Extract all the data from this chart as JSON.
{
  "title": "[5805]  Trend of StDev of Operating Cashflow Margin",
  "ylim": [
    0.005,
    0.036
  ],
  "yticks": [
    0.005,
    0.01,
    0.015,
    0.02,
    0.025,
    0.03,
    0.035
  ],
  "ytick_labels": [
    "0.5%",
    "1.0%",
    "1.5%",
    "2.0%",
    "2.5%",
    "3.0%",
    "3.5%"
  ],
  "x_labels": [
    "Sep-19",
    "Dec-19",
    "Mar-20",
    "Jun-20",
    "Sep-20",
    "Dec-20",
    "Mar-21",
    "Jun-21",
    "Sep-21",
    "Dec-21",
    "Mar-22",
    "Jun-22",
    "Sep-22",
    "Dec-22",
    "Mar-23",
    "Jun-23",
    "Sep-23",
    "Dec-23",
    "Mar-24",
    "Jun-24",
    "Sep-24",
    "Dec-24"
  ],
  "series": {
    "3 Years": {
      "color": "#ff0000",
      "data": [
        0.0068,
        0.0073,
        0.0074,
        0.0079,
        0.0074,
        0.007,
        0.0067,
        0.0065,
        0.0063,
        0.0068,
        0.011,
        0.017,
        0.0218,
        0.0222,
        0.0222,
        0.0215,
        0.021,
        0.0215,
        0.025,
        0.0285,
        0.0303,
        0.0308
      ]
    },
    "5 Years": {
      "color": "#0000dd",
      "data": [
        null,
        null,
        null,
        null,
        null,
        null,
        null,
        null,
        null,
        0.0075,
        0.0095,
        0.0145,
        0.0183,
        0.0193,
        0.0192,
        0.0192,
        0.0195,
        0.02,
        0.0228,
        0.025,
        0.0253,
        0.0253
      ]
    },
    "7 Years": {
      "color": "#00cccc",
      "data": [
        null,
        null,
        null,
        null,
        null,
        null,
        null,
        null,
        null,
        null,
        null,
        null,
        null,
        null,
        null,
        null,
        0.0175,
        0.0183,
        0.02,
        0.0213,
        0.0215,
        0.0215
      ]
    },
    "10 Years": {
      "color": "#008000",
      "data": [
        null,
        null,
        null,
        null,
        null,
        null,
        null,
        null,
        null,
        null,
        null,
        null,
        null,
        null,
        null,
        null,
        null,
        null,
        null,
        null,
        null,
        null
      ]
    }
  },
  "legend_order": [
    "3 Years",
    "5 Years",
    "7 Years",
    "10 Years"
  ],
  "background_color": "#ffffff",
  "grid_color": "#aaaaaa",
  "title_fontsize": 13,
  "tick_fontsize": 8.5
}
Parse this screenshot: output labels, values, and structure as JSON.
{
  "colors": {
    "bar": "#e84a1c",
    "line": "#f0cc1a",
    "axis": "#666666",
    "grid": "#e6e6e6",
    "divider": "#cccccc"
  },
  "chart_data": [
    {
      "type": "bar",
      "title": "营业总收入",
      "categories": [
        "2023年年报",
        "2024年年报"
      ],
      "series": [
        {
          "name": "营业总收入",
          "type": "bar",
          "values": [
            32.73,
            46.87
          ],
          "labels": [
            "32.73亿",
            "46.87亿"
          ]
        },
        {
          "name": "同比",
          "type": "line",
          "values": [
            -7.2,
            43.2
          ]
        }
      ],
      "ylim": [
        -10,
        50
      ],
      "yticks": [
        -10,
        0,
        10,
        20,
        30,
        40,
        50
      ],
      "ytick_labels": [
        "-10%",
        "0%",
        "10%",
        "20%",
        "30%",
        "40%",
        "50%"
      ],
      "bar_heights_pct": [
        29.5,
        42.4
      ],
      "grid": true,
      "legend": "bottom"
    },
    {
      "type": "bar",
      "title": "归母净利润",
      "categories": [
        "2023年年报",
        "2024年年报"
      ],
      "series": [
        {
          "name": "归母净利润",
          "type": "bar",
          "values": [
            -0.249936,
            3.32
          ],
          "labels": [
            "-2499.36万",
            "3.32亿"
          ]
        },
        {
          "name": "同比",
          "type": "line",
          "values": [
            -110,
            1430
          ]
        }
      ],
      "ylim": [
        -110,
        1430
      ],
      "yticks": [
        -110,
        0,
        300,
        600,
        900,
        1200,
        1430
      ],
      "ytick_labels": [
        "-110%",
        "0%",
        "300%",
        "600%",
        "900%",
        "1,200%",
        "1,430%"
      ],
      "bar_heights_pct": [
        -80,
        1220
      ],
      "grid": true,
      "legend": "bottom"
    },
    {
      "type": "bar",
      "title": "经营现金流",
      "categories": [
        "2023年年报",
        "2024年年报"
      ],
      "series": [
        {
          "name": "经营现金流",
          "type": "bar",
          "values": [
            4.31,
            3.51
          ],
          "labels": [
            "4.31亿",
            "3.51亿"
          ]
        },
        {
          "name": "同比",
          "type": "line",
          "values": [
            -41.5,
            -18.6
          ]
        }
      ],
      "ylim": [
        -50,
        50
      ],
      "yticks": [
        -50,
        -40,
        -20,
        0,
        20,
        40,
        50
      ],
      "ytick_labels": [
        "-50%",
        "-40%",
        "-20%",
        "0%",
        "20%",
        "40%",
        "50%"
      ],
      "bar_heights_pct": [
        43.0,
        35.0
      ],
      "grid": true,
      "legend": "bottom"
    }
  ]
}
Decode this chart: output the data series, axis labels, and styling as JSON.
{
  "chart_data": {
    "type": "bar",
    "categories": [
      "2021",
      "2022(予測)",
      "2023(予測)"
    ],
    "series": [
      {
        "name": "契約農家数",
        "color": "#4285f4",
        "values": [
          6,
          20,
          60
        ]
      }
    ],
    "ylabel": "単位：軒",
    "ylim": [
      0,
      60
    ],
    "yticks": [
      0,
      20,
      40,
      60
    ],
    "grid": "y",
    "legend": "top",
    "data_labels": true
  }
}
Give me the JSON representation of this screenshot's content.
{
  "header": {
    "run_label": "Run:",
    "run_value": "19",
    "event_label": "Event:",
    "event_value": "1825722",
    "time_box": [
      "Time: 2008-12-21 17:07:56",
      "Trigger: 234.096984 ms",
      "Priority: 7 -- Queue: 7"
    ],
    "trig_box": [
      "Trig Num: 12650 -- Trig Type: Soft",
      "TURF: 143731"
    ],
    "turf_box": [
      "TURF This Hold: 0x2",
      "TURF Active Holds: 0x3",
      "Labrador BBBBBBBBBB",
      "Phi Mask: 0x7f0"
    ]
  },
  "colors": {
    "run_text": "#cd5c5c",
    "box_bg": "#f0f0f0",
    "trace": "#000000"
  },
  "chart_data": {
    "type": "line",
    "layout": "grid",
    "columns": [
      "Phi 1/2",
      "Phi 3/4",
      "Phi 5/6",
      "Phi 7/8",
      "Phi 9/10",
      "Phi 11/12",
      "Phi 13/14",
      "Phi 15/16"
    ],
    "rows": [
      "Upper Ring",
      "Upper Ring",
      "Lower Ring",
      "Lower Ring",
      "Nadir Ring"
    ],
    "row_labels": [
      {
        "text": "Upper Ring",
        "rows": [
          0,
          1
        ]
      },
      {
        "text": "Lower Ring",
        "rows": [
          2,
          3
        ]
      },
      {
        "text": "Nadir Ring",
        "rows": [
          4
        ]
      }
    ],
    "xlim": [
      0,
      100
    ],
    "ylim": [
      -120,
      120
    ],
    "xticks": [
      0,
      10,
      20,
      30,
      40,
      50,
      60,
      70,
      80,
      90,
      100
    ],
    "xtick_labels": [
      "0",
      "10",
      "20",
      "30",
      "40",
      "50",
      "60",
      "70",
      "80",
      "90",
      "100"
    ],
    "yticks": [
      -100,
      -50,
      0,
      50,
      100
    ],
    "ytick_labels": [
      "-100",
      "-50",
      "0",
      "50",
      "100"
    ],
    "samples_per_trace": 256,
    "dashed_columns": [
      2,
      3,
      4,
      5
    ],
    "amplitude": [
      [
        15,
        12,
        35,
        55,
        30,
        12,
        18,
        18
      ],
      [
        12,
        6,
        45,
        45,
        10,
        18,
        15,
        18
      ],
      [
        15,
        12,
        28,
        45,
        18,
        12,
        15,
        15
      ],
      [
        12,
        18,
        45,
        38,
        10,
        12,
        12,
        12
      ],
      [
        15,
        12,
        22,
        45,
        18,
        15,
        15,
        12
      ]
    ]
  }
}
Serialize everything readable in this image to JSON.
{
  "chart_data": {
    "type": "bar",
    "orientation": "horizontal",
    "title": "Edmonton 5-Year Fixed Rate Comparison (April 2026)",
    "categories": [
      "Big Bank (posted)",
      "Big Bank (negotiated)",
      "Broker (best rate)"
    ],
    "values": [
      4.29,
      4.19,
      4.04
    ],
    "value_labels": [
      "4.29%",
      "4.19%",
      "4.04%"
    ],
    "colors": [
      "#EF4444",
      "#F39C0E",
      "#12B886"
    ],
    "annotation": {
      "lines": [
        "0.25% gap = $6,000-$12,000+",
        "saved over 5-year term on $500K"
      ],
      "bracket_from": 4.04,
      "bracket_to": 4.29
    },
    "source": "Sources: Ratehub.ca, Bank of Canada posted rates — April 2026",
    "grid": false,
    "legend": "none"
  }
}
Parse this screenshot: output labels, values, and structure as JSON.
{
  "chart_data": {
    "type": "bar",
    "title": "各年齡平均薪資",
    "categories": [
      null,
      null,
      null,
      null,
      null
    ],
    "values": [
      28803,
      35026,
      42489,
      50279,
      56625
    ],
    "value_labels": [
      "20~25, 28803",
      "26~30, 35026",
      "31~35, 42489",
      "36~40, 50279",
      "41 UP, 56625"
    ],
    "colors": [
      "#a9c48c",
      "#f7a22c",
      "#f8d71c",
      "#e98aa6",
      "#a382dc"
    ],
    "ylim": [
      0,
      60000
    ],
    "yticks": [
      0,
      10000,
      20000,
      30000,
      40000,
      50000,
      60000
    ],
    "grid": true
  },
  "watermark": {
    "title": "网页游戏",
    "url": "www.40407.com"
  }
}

************

* Work to complete: Your task is to pick out every line with the string "Bank" and copy it.

* Correct response:
      "Big Bank (posted)",
      "Big Bank (negotiated)",
    "source": "Sources: Ratehub.ca, Bank of Canada posted rates — April 2026",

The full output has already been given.